* _WHAT THIS EXERCISE ASKS_
#1 According to the commit message, what does setting the indirectBuffer directly on the indirect command gain and what does it cost?
#2 Write out the commit message word for word, from "This makes the" to "are still valid.".

* _DOCUMENT_
Remove deferred BufferLocation updates for drawIndexedIndirect

Instead of using BufferLocation as another layer of indirection,
the indirectBuffer can be set directly on the indirect command.
This makes the indirect validation a bit simpler, but introduces
additional lifetime dependencies in that the indirect draw validation
MUST be encoded while the DrawIndexedIndirectCmds it references
are still valid.

Bug: dawn:809
Change-Id: I1ef084622d8737ad5ec1b0247bf9062712e35008
Reviewed-on: https://dawn-review.googlesource.com/c/dawn/+/67241
Commit-Queue: Austin Eng <enga@chromium.org>
Reviewed-by: Corentin Wallez <cwallez@chromium.org>
This commit is contained in:
Austin Eng
2021-11-02 18:23:49 +00:00
committed by Dawn LUCI CQ
parent d4b9cda056
commit 6abf1a1adb
18 changed files with 45 additions and 218 deletions

View File

@@ -226,7 +226,6 @@ namespace dawn_native {
// single pass as possible. Batches can be grouped together as long as they're validating
// data from the same indirect buffer, but they may still be split into multiple passes if
// the number of draw calls in a pass would exceed some (very high) upper bound.

* _MATERIAL SHOWN_
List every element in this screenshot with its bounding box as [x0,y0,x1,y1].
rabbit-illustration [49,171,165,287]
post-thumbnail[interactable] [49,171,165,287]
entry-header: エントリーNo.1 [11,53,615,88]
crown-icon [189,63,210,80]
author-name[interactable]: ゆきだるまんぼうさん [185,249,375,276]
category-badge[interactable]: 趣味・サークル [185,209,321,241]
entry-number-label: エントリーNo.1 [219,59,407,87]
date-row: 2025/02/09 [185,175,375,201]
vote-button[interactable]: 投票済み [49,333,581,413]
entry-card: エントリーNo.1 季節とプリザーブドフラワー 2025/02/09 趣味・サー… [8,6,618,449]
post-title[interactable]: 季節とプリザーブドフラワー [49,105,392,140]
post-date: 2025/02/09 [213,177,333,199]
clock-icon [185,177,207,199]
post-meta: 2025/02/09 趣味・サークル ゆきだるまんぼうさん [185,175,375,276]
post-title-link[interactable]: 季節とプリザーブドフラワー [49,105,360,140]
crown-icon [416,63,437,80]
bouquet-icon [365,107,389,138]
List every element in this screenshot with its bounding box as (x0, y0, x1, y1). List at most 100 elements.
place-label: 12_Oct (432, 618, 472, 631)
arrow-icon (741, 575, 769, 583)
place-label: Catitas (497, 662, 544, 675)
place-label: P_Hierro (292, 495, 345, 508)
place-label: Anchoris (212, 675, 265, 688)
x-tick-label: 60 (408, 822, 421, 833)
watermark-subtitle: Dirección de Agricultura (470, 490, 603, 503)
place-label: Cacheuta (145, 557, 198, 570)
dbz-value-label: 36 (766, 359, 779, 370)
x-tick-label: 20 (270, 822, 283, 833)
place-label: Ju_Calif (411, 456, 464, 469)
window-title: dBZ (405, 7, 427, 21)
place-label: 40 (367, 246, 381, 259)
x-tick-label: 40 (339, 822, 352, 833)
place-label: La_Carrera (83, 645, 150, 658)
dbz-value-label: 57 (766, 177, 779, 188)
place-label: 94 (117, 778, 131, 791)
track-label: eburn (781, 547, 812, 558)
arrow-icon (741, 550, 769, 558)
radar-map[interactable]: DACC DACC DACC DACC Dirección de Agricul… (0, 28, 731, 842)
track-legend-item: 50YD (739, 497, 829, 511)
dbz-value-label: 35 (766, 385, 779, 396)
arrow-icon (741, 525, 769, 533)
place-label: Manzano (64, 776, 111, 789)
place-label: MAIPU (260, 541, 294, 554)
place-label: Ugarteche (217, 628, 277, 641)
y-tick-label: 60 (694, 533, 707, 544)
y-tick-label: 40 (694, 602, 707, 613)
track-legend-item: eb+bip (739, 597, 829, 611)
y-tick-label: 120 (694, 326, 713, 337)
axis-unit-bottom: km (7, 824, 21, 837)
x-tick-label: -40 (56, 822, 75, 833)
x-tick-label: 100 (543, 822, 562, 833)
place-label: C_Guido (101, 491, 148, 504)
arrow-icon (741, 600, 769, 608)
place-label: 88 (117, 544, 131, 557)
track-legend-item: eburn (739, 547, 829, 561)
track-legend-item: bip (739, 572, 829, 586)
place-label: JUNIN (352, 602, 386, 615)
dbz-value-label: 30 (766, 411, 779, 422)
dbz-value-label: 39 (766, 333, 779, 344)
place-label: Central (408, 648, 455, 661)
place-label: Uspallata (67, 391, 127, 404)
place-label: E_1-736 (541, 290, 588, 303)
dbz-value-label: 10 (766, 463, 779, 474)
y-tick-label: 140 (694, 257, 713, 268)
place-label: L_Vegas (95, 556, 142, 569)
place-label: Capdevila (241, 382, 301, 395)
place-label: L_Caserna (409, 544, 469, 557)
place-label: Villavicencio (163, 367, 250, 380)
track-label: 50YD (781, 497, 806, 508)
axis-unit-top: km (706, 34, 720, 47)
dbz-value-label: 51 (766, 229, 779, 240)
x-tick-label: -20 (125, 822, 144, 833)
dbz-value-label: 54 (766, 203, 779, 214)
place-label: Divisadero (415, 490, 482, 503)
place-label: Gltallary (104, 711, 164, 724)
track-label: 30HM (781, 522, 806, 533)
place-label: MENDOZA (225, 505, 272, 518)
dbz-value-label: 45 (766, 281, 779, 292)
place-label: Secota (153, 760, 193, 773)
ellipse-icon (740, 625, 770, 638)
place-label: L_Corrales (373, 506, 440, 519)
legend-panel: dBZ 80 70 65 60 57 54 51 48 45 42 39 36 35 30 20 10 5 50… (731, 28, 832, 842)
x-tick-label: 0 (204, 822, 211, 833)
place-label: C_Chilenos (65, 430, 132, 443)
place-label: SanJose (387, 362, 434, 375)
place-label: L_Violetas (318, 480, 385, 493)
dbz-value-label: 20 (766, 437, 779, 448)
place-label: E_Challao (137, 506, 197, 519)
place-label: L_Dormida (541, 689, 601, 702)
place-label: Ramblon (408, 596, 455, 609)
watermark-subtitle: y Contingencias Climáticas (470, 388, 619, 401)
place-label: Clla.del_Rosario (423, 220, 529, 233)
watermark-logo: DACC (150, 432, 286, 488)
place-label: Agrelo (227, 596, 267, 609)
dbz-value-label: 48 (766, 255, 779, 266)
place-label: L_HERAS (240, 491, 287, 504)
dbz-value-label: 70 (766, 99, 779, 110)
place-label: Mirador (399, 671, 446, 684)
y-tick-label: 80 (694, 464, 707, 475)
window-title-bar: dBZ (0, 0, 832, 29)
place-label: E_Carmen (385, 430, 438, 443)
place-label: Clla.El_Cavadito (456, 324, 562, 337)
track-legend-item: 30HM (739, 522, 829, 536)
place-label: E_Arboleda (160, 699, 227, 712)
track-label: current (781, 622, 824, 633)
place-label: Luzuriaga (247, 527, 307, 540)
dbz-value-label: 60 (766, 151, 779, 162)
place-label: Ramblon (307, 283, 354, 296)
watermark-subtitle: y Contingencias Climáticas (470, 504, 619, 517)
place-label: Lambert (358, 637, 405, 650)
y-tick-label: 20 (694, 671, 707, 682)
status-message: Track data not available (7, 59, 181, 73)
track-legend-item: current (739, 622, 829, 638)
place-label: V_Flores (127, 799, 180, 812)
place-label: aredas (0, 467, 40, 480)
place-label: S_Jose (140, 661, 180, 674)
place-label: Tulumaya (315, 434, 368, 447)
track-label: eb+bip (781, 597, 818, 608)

* _ANSWERS FOR THE TASKS_
#1 It makes the indirect validation a bit simpler. It also adds lifetime dependencies: the indirect draw validation must be encoded while the DrawIndexedIndirectCmds it references are still valid.

#2
This makes the indirect validation a bit simpler, but introduces
additional lifetime dependencies in that the indirect draw validation
MUST be encoded while the DrawIndexedIndirectCmds it references
are still valid.